-- Direction --
Show each line of the records that contains the word "Assists", treating uppercase and lowercase as different.

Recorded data
※ ※ ※

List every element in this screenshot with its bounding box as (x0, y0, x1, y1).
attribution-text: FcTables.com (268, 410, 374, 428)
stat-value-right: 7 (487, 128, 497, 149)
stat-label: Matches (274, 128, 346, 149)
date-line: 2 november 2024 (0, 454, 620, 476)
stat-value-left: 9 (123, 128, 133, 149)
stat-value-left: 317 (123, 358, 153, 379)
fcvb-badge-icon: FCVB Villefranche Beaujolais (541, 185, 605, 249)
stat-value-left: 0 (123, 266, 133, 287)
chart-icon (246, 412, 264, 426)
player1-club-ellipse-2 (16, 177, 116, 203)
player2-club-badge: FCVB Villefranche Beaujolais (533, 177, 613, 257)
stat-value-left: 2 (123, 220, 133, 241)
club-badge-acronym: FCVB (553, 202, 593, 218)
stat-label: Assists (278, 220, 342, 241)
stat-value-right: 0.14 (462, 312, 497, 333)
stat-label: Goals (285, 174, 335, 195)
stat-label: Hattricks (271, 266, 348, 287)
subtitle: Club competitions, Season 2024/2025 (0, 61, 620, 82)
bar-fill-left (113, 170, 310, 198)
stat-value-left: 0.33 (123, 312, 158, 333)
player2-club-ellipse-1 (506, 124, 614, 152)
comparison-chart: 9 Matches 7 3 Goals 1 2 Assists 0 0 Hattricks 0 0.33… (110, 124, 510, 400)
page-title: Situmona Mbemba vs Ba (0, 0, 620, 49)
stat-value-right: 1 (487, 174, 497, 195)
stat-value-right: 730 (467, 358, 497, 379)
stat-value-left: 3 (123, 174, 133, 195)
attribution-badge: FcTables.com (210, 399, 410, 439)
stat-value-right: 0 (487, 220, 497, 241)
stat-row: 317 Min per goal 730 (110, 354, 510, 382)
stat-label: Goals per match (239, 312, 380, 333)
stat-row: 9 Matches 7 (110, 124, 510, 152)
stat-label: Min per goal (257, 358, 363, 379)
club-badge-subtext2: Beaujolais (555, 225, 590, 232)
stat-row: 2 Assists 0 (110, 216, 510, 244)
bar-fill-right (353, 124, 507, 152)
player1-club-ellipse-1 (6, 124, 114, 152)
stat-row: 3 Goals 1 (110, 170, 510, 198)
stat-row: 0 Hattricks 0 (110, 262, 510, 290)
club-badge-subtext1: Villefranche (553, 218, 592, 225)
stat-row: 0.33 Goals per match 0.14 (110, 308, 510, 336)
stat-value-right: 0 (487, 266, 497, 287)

※ ※ ※

-- Answer below --
stat-label: Assists (278, 220, 342, 241)
comparison-chart: 9 Matches 7 3 Goals 1 2 Assists 0 0 Hattricks 0 0.33… (110, 124, 510, 400)
stat-row: 2 Assists 0 (110, 216, 510, 244)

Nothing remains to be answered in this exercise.